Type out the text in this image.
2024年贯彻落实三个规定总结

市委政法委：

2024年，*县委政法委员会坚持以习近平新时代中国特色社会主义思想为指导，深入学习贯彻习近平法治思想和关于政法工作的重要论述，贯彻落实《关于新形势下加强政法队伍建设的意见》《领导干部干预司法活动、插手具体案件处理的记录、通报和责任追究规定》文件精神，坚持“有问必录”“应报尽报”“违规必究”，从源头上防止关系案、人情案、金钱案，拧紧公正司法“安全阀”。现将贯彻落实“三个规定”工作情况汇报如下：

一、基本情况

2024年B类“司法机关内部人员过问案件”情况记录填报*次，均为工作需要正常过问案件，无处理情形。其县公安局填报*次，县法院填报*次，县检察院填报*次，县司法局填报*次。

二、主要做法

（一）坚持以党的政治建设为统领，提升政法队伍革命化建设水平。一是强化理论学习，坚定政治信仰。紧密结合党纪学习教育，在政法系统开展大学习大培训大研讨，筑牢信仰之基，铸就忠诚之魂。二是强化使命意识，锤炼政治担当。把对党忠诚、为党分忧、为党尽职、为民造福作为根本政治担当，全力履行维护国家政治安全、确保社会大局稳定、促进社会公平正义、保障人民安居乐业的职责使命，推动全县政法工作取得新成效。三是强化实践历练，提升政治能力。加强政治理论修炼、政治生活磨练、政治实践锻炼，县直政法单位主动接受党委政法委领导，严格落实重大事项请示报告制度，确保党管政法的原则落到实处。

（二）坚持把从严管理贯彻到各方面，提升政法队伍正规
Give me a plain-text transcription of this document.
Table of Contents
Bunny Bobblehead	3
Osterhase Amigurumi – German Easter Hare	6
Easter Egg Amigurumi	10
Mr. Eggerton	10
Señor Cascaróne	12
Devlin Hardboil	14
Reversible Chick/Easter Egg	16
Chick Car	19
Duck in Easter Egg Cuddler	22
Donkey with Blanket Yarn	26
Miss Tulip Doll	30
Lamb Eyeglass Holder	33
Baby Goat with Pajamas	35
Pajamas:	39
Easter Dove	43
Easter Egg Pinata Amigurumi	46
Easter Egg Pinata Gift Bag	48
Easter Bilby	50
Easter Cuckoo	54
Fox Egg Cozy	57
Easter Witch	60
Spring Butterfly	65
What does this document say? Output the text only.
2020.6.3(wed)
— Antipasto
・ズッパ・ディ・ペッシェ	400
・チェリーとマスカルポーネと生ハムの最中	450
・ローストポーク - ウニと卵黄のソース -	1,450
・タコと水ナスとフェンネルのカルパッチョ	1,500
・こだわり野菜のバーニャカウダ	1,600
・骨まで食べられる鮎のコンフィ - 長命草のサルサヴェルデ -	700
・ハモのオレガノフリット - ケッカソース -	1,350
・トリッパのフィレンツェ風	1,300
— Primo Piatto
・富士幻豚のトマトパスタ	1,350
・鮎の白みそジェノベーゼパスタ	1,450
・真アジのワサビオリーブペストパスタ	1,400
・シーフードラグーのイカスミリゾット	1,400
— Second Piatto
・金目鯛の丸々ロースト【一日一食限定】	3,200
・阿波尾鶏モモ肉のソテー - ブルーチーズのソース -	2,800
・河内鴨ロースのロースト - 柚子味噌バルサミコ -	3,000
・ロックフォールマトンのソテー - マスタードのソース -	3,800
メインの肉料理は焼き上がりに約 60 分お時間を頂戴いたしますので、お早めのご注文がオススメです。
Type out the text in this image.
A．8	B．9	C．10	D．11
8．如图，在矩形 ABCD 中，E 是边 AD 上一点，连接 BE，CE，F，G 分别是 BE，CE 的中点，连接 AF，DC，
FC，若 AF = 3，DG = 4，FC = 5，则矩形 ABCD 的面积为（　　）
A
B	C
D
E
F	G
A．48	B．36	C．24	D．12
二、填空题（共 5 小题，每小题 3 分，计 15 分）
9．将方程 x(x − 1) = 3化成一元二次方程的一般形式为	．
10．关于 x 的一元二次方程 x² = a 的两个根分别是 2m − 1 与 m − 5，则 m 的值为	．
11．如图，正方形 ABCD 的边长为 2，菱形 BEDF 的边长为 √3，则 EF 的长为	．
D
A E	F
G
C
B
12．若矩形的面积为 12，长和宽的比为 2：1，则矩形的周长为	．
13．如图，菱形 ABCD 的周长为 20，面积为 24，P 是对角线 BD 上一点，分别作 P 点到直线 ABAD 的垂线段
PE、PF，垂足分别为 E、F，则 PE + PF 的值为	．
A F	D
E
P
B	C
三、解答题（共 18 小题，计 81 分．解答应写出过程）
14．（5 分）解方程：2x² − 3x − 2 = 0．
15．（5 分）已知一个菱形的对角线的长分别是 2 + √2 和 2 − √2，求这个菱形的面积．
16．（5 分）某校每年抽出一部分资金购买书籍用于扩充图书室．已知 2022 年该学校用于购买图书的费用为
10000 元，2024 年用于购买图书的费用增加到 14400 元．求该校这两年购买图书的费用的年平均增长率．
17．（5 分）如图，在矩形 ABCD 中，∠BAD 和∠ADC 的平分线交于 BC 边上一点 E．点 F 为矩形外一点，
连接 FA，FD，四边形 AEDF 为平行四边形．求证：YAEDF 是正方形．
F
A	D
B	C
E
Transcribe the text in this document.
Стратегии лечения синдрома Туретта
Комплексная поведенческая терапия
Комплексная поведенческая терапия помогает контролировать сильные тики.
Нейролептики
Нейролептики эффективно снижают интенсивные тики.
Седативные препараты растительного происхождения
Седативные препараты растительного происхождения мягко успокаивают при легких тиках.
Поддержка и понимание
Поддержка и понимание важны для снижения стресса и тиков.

_Your goal_: Return only the count of lines in the records that hold the word "Easter".

_Exercise solution_: 10